## To do
Your job is to restate each entry word for word.

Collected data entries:
================

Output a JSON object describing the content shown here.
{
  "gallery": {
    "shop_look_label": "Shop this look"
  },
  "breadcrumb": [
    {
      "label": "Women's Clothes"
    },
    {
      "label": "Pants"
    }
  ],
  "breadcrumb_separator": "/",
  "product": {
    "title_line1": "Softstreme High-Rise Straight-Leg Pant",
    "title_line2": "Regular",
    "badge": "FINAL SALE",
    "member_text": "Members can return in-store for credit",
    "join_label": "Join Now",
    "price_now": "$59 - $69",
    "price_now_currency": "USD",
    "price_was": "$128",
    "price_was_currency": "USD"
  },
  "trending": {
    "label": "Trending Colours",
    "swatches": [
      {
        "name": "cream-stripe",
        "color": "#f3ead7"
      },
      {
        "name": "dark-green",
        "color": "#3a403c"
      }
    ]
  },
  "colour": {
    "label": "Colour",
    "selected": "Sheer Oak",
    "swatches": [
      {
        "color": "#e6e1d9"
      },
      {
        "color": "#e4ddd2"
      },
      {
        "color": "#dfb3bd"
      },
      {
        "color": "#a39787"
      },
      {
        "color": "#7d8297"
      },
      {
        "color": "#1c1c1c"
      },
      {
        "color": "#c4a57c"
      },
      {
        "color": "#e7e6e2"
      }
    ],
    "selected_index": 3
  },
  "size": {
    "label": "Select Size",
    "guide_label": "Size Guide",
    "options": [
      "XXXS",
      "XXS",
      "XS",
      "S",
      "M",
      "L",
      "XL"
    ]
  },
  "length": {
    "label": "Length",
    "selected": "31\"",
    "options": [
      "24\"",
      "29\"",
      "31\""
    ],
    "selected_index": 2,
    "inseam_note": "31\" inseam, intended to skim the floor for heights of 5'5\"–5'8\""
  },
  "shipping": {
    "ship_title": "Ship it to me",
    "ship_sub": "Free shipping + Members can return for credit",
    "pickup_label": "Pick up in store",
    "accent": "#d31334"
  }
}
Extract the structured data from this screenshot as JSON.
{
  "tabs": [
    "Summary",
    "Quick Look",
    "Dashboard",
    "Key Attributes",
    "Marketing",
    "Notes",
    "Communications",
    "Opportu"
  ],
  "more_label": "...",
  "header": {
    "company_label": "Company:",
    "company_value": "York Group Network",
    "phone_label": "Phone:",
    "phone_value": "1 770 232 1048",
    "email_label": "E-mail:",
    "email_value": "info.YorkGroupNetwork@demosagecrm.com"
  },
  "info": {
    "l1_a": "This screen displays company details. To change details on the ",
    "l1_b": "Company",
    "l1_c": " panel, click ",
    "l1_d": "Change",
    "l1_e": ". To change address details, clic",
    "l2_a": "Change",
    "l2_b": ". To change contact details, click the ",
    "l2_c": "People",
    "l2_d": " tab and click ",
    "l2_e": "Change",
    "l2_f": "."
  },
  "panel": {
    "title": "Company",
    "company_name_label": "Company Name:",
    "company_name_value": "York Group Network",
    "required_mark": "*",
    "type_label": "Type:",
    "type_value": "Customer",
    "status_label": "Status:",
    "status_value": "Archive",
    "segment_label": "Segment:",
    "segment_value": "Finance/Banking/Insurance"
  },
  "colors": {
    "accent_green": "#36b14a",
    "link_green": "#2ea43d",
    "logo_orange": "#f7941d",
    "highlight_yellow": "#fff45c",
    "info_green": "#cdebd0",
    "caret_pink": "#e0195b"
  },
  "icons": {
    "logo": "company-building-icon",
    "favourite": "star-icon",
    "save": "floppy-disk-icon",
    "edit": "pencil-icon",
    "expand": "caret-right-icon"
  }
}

================

## Task answer
Output a JSON object describing the content shown here.
{
  "gallery": {
    "shop_look_label": "Shop this look"
  },
  "breadcrumb": [
    {
      "label": "Women's Clothes"
    },
    {
      "label": "Pants"
    }
  ],
  "breadcrumb_separator": "/",
  "product": {
    "title_line1": "Softstreme High-Rise Straight-Leg Pant",
    "title_line2": "Regular",
    "badge": "FINAL SALE",
    "member_text": "Members can return in-store for credit",
    "join_label": "Join Now",
    "price_now": "$59 - $69",
    "price_now_currency": "USD",
    "price_was": "$128",
    "price_was_currency": "USD"
  },
  "trending": {
    "label": "Trending Colours",
    "swatches": [
      {
        "name": "cream-stripe",
        "color": "#f3ead7"
      },
      {
        "name": "dark-green",
        "color": "#3a403c"
      }
    ]
  },
  "colour": {
    "label": "Colour",
    "selected": "Sheer Oak",
    "swatches": [
      {
        "color": "#e6e1d9"
      },
      {
        "color": "#e4ddd2"
      },
      {
        "color": "#dfb3bd"
      },
      {
        "color": "#a39787"
      },
      {
        "color": "#7d8297"
      },
      {
        "color": "#1c1c1c"
      },
      {
        "color": "#c4a57c"
      },
      {
        "color": "#e7e6e2"
      }
    ],
    "selected_index": 3
  },
  "size": {
    "label": "Select Size",
    "guide_label": "Size Guide",
    "options": [
      "XXXS",
      "XXS",
      "XS",
      "S",
      "M",
      "L",
      "XL"
    ]
  },
  "length": {
    "label": "Length",
    "selected": "31\"",
    "options": [
      "24\"",
      "29\"",
      "31\""
    ],
    "selected_index": 2,
    "inseam_note": "31\" inseam, intended to skim the floor for heights of 5'5\"–5'8\""
  },
  "shipping": {
    "ship_title": "Ship it to me",
    "ship_sub": "Free shipping + Members can return for credit",
    "pickup_label": "Pick up in store",
    "accent": "#d31334"
  }
}
Extract the structured data from this screenshot as JSON.
{
  "tabs": [
    "Summary",
    "Quick Look",
    "Dashboard",
    "Key Attributes",
    "Marketing",
    "Notes",
    "Communications",
    "Opportu"
  ],
  "more_label": "...",
  "header": {
    "company_label": "Company:",
    "company_value": "York Group Network",
    "phone_label": "Phone:",
    "phone_value": "1 770 232 1048",
    "email_label": "E-mail:",
    "email_value": "info.YorkGroupNetwork@demosagecrm.com"
  },
  "info": {
    "l1_a": "This screen displays company details. To change details on the ",
    "l1_b": "Company",
    "l1_c": " panel, click ",
    "l1_d": "Change",
    "l1_e": ". To change address details, clic",
    "l2_a": "Change",
    "l2_b": ". To change contact details, click the ",
    "l2_c": "People",
    "l2_d": " tab and click ",
    "l2_e": "Change",
    "l2_f": "."
  },
  "panel": {
    "title": "Company",
    "company_name_label": "Company Name:",
    "company_name_value": "York Group Network",
    "required_mark": "*",
    "type_label": "Type:",
    "type_value": "Customer",
    "status_label": "Status:",
    "status_value": "Archive",
    "segment_label": "Segment:",
    "segment_value": "Finance/Banking/Insurance"
  },
  "colors": {
    "accent_green": "#36b14a",
    "link_green": "#2ea43d",
    "logo_orange": "#f7941d",
    "highlight_yellow": "#fff45c",
    "info_green": "#cdebd0",
    "caret_pink": "#e0195b"
  },
  "icons": {
    "logo": "company-building-icon",
    "favourite": "star-icon",
    "save": "floppy-disk-icon",
    "edit": "pencil-icon",
    "expand": "caret-right-icon"
  }
}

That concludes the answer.